Objective: Copy the records below verbatim, line by line, omitting the pictures.

Material shown:
# # #

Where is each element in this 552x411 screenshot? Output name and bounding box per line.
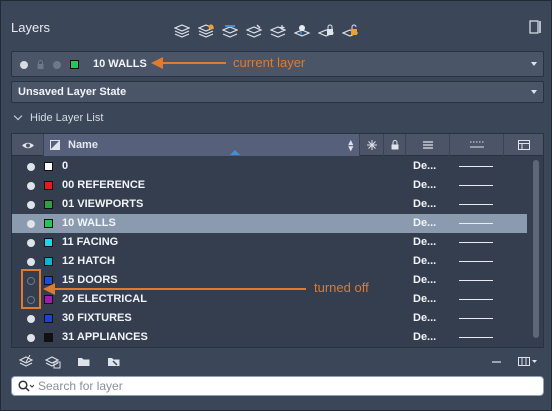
turned-off-annotation: turned off: [314, 280, 369, 295]
turned-off-highlight-box: [21, 269, 41, 309]
layers-palette: Layers 10 WALLS Unsaved Layer State Hide…: [0, 0, 552, 411]
current-layer-annotation: current layer: [233, 55, 306, 70]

# # #

Result of this task:
Where is each element in this 552x411 screenshot? Output name and bounding box per line.
turned-off-annotation: turned off: [314, 280, 369, 295]
turned-off-highlight-box: [21, 269, 41, 309]
layers-palette: Layers 10 WALLS Unsaved Layer State Hide…: [0, 0, 552, 411]
current-layer-annotation: current layer: [233, 55, 306, 70]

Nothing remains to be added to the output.